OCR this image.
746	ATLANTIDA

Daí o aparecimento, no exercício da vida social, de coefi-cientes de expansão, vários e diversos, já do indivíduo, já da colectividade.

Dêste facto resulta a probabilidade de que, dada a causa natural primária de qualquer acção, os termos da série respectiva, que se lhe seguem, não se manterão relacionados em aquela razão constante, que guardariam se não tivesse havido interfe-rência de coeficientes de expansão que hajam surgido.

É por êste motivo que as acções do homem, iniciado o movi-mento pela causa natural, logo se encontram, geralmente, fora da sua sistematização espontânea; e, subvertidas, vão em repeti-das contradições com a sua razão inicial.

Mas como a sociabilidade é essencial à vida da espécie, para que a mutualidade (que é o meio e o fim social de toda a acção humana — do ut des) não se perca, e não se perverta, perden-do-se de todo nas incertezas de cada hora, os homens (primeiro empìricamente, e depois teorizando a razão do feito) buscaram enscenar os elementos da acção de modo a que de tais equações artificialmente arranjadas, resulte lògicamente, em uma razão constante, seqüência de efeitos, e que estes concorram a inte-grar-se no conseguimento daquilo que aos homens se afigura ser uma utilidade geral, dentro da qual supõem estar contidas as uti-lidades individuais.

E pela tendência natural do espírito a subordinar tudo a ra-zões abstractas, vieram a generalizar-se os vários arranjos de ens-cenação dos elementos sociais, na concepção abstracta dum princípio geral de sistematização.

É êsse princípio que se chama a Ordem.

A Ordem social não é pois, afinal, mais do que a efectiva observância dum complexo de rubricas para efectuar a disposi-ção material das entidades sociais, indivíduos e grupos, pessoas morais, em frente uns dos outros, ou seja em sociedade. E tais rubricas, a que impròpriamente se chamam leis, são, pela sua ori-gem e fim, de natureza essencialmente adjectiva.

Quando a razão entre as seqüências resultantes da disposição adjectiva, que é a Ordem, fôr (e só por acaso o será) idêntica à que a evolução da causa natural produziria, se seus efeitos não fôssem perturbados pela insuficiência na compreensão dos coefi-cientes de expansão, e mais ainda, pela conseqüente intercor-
...
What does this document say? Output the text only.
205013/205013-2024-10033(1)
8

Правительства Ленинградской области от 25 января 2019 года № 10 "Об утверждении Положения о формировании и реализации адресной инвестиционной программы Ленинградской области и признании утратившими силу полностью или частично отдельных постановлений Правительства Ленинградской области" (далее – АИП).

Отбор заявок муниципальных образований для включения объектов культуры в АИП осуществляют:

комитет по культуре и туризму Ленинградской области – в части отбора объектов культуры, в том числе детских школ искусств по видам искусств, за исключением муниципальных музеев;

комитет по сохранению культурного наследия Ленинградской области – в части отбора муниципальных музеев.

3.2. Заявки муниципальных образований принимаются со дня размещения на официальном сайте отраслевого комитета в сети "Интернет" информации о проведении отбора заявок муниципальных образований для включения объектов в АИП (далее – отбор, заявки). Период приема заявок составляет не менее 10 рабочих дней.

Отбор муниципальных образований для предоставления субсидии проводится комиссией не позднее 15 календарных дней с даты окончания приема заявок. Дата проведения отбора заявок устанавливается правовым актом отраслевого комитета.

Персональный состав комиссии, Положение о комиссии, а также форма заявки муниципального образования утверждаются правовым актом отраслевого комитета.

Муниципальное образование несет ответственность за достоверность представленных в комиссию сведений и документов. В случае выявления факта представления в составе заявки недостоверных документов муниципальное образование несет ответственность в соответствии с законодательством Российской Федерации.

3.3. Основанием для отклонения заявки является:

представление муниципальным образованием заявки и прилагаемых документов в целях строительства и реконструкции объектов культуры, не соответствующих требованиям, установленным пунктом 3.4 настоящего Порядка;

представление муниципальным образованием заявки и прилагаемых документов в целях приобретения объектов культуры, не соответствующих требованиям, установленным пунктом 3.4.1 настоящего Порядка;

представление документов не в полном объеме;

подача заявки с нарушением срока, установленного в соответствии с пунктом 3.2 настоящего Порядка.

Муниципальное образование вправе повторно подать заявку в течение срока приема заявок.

→ **Problem statement**
Pull out all lines from the entries above in which the word "актом" appears.

→ **Result**
Отбор муниципальных образований для предоставления субсидии проводится комиссией не позднее 15 календарных дней с даты окончания приема заявок. Дата проведения отбора заявок устанавливается правовым актом отраслевого комитета.
Персональный состав комиссии, Положение о комиссии, а также форма заявки муниципального образования утверждаются правовым актом отраслевого комитета.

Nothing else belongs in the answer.